Exercise aim
Read the lines that follow and pick out every one containing the word "Maschenprobe".

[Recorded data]
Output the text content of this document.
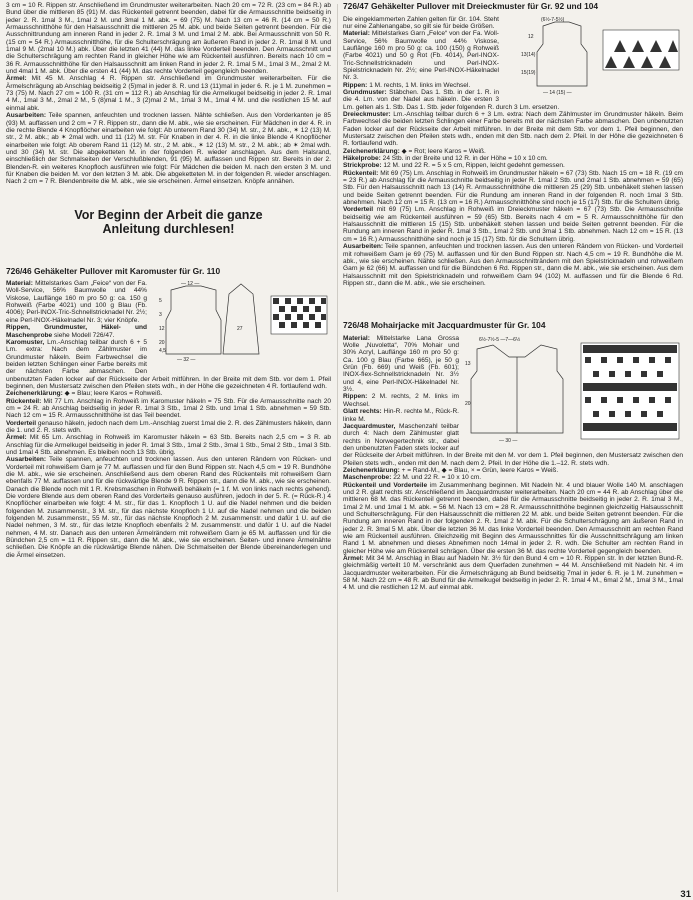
3 cm = 10 R. Rippen str. Anschließend im Grundmuster weiterarbeiten. Nach 20 cm = 72 R. (23 cm = 84 R.) ab Bund über die mittleren 85 (91) M. das Rückenteil getrennt beenden, dabei für die Armausschnitte beidseitig in jeder 2. R. 1mal 3 M., 1mal 2 M. und 3mal 1 M. abk. = 69 (75) M. Nach 13 cm = 46 R. (14 cm = 50 R.) Armausschnitthöhe für den Halsausschnitt die mittleren 25 M. abk. und beide Seiten getrennt beenden. Für die Ausschnittrundung am inneren Rand in jeder 2. R. 1mal 3 M. und 1mal 2 M. abk. Bei Armausschnitt von 50 R. (15 cm = 54 R.) Armausschnitthöhe, für die Schulterschrägung am äußeren Rand in jeder 2. R. 1mal 8 M. und 1mal 9 M. (2mal 10 M.) abk. Über die letzten 41 (44) M. das linke Vorderteil beenden. Den Armausschnitt und die Schulterschrägung am rechten Rand in gleicher Höhe wie am Rückenteil ausführen. Bereits nach 10 cm = 36 R. Armausschnitthöhe für den Halsausschnitt am linken Rand in jeder 2. R. 1mal 5 M., 1mal 3 M., 2mal 2 M. und 4mal 1 M. abk. Über die ersten 41 (44) M. das rechte Vorderteil gegengleich beenden.

Ärmel: Mit 45 M. Anschlag 4 R. Rippen str. Anschließend im Grundmuster weiterarbeiten. Für die Ärmelschrägung ab Anschlag beidseitig 2 (5)mal in jeder 8. R. und 13 (11)mal in jeder 6. R. je 1 M. zunehmen = 73 (75) M. Nach 27 cm = 100 R. (31 cm = 112 R.) ab Anschlag für die Armelkugel beidseitig in jeder 2. R. 1mal 4 M., 1mal 3 M., 2mal 2 M., 5 (8)mal 1 M., 3 (2)mal 2 M., 1mal 3 M., 1mal 4 M. und die restlichen 15 M. auf einmal abk.

Ausarbeiten: Teile spannen, anfeuchten und trocknen lassen. Nähte schließen. Aus den Vorderkanten je 85 (93) M. auffassen und 2 cm = 7 R. Rippen str., dann die M. abk., wie sie erscheinen. Für Mädchen in der 4. R. in die rechte Blende 4 Knopflöcher einarbeiten wie folgt: Ab unterem Rand 30 (34) M. str., 2 M. abk., ✶ 12 (13) M. str., 2 M. abk.; ab ✶ 2mal wdh. und 11 (12) M. str. Für Knaben in der 4. R. in die linke Blende 4 Knopflöcher einarbeiten wie folgt: Ab oberem Rand 11 (12) M. str., 2 M. abk., ✶ 12 (13) M. str., 2 M. abk.; ab ✶ 2mal wdh. und 30 (34) M. str. Die abgeketteten M. in der folgenden R. wieder anschlagen. Aus dem Halsrand, einschließlich der Schmalseiten der Verschlußblenden, 91 (95) M. auffassen und Rippen str. Bereits in der 2. Blenden-R. ein weiteres Knopfloch ausführen wie folgt: Für Mädchen die beiden M. nach den ersten 3 M. und für Knaben die beiden M. vor den letzten 3 M. abk. Die abgeketteten M. in der folgenden R. wieder anschlagen. Nach 2 cm = 7 R. Blendenbreite die M. abk., wie sie erscheinen. Ärmel einsetzen. Knöpfe annähen.

Vor Beginn der Arbeit die ganze
Anleitung durchlesen!
726/46 Gehäkelter Pullover mit Karomuster für Gr. 110
— 12 —
5
3
12
20
4,5
— 32 —
27

Material: Mittelstarkes Garn „Feice“ von der Fa. Woll-Service, 56% Baumwolle und 44% Viskose, Lauflänge 160 m pro 50 g: ca. 150 g Rohweiß (Farbe 4021) und 100 g Blau (Fb. 4006); Perl-INOX-Tric-Schnellstricknadel Nr. 2½; eine Perl-INOX-Häkelnadel Nr. 3; vier Knöpfe.

Rippen, Grundmuster, Häkel- und Maschenprobe siehe Modell 726/47.

Karomuster, Lm.-Anschlag teilbar durch 6 + 5 Lm. extra: Nach dem Zählmuster im Grundmuster häkeln. Beim Farbwechsel die beiden letzten Schlingen einer Farbe bereits mit der nächsten Farbe abmaschen. Den unbenutzten Faden locker auf der Rückseite der Arbeit mitführen. In der Breite mit dem Stb. vor dem 1. Pfeil beginnen, den Mustersatz zwischen den Pfeilen stets wdh., in der Höhe die gezeichneten 4 R. fortlaufend wdh.

Zeichenerklärung: ◆ = Blau; leere Karos = Rohweiß.

Rückenteil: Mit 77 Lm. Anschlag in Rohweiß im Karomuster häkeln = 75 Stb. Für die Armausschnitte nach 20 cm = 24 R. ab Anschlag beidseitig in jeder R. 1mal 3 Stb., 1mal 2 Stb. und 1mal 1 Stb. abnehmen = 59 Stb. Nach 12 cm = 15 R. Armausschnitthöhe ist das Teil beendet.

Vorderteil genauso häkeln, jedoch nach dem Lm.-Anschlag zuerst 1mal die 2. R. des Zählmusters häkeln, dann die 1. und 2. R. stets wdh.

Ärmel: Mit 65 Lm. Anschlag in Rohweiß im Karomuster häkeln = 63 Stb. Bereits nach 2,5 cm = 3 R. ab Anschlag für die Armelkugel beidseitig in jeder R. 1mal 3 Stb., 1mal 2 Stb., 3mal 1 Stb., 5mal 2 Stb., 1mal 3 Stb. und 1mal 4 Stb. abnehmen. Es bleiben noch 13 Stb. übrig.

Ausarbeiten: Teile spannen, anfeuchten und trocknen lassen. Aus den unteren Rändern von Rücken- und Vorderteil mit rohweißem Garn je 77 M. auffassen und für den Bund Rippen str. Nach 4,5 cm = 19 R. Bundhöhe die M. abk., wie sie erscheinen. Anschließend aus dem oberen Rand des Rückenteils mit rohweißem Garn ebenfalls 77 M. auffassen und für die rückwärtige Blende 9 R. Rippen str., dann die M. abk., wie sie erscheinen. Danach die Blende noch mit 1 R. Krebsmaschen in Rohweiß behäkeln (= 1 f. M. von links nach rechts gehend). Die vordere Blende aus dem oberen Rand des Vorderteils genauso ausführen, jedoch in der 5. R. (= Rück-R.) 4 Knopflöcher einarbeiten wie folgt: 4 M. str., für das 1. Knopfloch 1 U. auf die Nadel nehmen und die beiden folgenden M. zusammenstr., 3 M. str., für das nächste Knopfloch 1 U. auf die Nadel nehmen und die beiden folgenden M. zusammenstr., 55 M. str., für das nächste Knopfloch 2 M. zusammenstr. und dafür 1 U. auf die Nadel nehmen, 3 M. str., für das letzte Knopfloch ebenfalls 2 M. zusammenstr. und dafür 1 U. auf die Nadel nehmen, 4 M. str. Danach aus den unteren Ärmelrändern mit rohweißem Garn je 65 M. auffassen und für die Bündchen 2,5 cm = 11 R. Rippen str., dann die M. abk., wie sie erscheinen. Seiten- und innere Ärmelnähte schließen. Die Knöpfe an die rückwärtige Blende nähen. Die Schmalseiten der Blende übereinanderlegen und die Ärmel einsetzen.

726/47 Gehäkelter Pullover mit Dreieckmuster für Gr. 92 und 104
(6½-7-5½)
12
13(14)
15(19)
— 14 (15) —

Die eingeklammerten Zahlen gelten für Gr. 104. Steht nur eine Zahlenangabe, so gilt sie für beide Größen.

Material: Mittelstarkes Garn „Felce“ von der Fa. Woll-Service, 56% Baumwolle und 44% Viskose, Lauflänge 160 m pro 50 g: ca. 100 (150) g Rohweiß (Farbe 4021) und 50 g Rot (Fb. 4014), Perl-INOX-Tric-Schnellstricknadeln und Perl-INOX-Spielstricknadeln Nr. 2½; eine Perl-INOX-Häkelnadel Nr. 3.

Rippen: 1 M. rechts, 1 M. links im Wechsel.

Grundmuster: Stäbchen. Das 1. Stb. in der 1. R. in die 4. Lm. von der Nadel aus häkeln. Die ersten 3 Lm. gelten als 1. Stb. Das 1. Stb. jeder folgenden R. durch 3 Lm. ersetzen.

Dreieckmuster: Lm.-Anschlag teilbar durch 6 + 3 Lm. extra: Nach dem Zählmuster im Grundmuster häkeln. Beim Farbwechsel die beiden letzten Schlingen einer Farbe bereits mit der nächsten Farbe abmaschen. Den unbenutzten Faden locker auf der Rückseite der Arbeit mitführen. In der Breite mit dem Stb. vor dem 1. Pfeil beginnen, den Mustersatz zwischen den Pfeilen stets wdh., enden mit den Stb. nach dem 2. Pfeil. In der Höhe die gezeichneten 6 R. fortlaufend wdh.

Zeichenerklärung: ◆ = Rot; leere Karos = Weiß.

Häkelprobe: 24 Stb. in der Breite und 12 R. in der Höhe = 10 x 10 cm.

Strickprobe: 12 M. und 22 R. = 5 x 5 cm, Rippen, leicht gedehnt gemessen.

Rückenteil: Mit 69 (75) Lm. Anschlag in Rohweiß im Grundmuster häkeln = 67 (73) Stb. Nach 15 cm = 18 R. (19 cm = 23 R.) ab Anschlag für die Armausschnitte beidseitig in jeder R. 1mal 2 Stb. und 2mal 1 Stb. abnehmen = 59 (65) Stb. Für den Halsausschnitt nach 13 (14) R. Armausschnitthöhe die mittleren 25 (29) Stb. unbehäkelt stehen lassen und beide Seiten getrennt beenden. Für die Rundung am inneren Rand in der folgenden R. noch 1mal 3 Stb. abnehmen. Nach 12 cm = 15 R. (13 cm = 16 R.) Armausschnitthöhe sind noch je 15 (17) Stb. für die Schultern übrig.

Vorderteil mit 69 (75) Lm. Anschlag in Rohweiß im Dreieckmuster häkeln = 67 (73) Stb. Die Armausschnitte beidseitig wie am Rückenteil ausführen = 59 (65) Stb. Bereits nach 4 cm = 5 R. Armausschnitthöhe für den Halsausschnitt die mittleren 15 (15) Stb. unbehäkelt stehen lassen und beide Seiten getrennt beenden. Für die Rundung am inneren Rand in jeder R. 1mal 3 Stb., 1mal 2 Stb. und 3mal 1 Stb. abnehmen. Nach 12 cm = 15 R. (13 cm = 16 R.) Armausschnitthöhe sind noch je 15 (17) Stb. für die Schultern übrig.

Ausarbeiten: Teile spannen, anfeuchten und trocknen lassen. Aus den unteren Rändern von Rücken- und Vorderteil mit rohweißem Garn je 69 (75) M. auffassen und für den Bund Rippen str. Nach 4,5 cm = 19 R. Bundhöhe die M. abk., wie sie erscheinen. Nähte schließen. Aus den Armausschnitträndern mit den Spielstricknadeln und rohweißem Garn je 62 (66) M. auffassen und für die Bündchen 6 Rd. Rippen str., dann die M. abk., wie sie erscheinen. Aus dem Halsausschnitt mit den Spielstricknadeln und rohweißem Garn 94 (102) M. auffassen und für die Blende 6 Rd. Rippen str., dann die M. abk., wie sie erscheinen.

726/48 Mohairjacke mit Jacquardmuster für Gr. 104
6½-7½-5 —7—6½
13
20
— 30 —

Material: Mittelstarke Lana Grossa Wolle „Nuvoletta“, 70% Mohair und 30% Acryl, Lauflänge 160 m pro 50 g: Ca. 100 g Blau (Farbe 665), je 50 g Grün (Fb. 669) und Weiß (Fb. 601); INOX-flex-Schnellstricknadeln Nr. 3½ und 4, eine Perl-INOX-Häkelnadel Nr. 3½.

Rippen: 2 M. rechts, 2 M. links im Wechsel.

Glatt rechts: Hin-R. rechte M., Rück-R. linke M.

Jacquardmuster, Maschenzahl teilbar durch 4: Nach dem Zählmuster glatt rechts in Norwegertechnik str., dabei den unbenutzten Faden stets locker auf der Rückseite der Arbeit mitführen. In der Breite mit den M. vor dem 1. Pfeil beginnen, den Mustersatz zwischen den Pfeilen stets wdh., enden mit den M. nach dem 2. Pfeil. In der Höhe die 1.–12. R. stets wdh.

Zeichenerklärung: + = Rand-M., ◆ = Blau, × = Grün, leere Karos = Weiß.

Maschenprobe: 22 M. und 22 R. = 10 x 10 cm.

Rückenteil und Vorderteile im Zusammenhang beginnen. Mit Nadeln Nr. 4 und blauer Wolle 140 M. anschlagen und 2 R. glatt rechts str. Anschließend im Jacquardmuster weiterarbeiten. Nach 20 cm = 44 R. ab Anschlag über die mittleren 68 M. das Rückenteil getrennt beenden, dabei für die Armausschnitte beidseitig in jeder 2. R. 1mal 3 M., 1mal 2 M. und 1mal 1 M. abk. = 56 M. Nach 13 cm = 28 R. Armausschnitthöhe beginnen gleichzeitig Halsausschnitt und Schulterschrägung. Für den Halsausschnitt die mittleren 22 M. abk. und beide Seiten getrennt beenden. Für die Rundung am inneren Rand in der folgenden 2. R. 1mal 2 M. abk. Für die Schulterschrägung am äußeren Rand in jeder 2. R. 3mal 5 M. abk. Über die letzten 36 M. das linke Vorderteil beenden. Den Armausschnitt am rechten Rand wie am Rückenteil ausführen. Gleichzeitig mit Beginn des Armausschnittes für die Ausschnittschrägung am linken Rand 1 M. abnehmen und dieses Abnehmen noch 14mal in jeder 2. R. wdh. Die Schulter am rechten Rand in gleicher Höhe wie am Rückenteil schrägen. Über die ersten 36 M. das rechte Vorderteil gegengleich beenden.

Ärmel: Mit 34 M. Anschlag in Blau auf Nadeln Nr. 3½ für den Bund 4 cm = 10 R. Rippen str. In der letzten Bund-R. gleichmäßig verteilt 10 M. verschränkt aus dem Querfaden zunehmen = 44 M. Anschließend mit Nadeln Nr. 4 im Jacquardmuster weiterarbeiten. Für die Ärmelschrägung ab Bund beidseitig 7mal in jeder 6. R. je 1 M. zunehmen = 58 M. Nach 22 cm = 48 R. ab Bund für die Armelkugel beidseitig in jeder 2. R. 1mal 4 M., 6mal 2 M., 1mal 3 M., 1mal 4 M. und die restlichen 12 M. auf einmal abk.

31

Task response
Rippen, Grundmuster, Häkel- und Maschenprobe siehe Modell 726/47.
Maschenprobe: 22 M. und 22 R. = 10 x 10 cm.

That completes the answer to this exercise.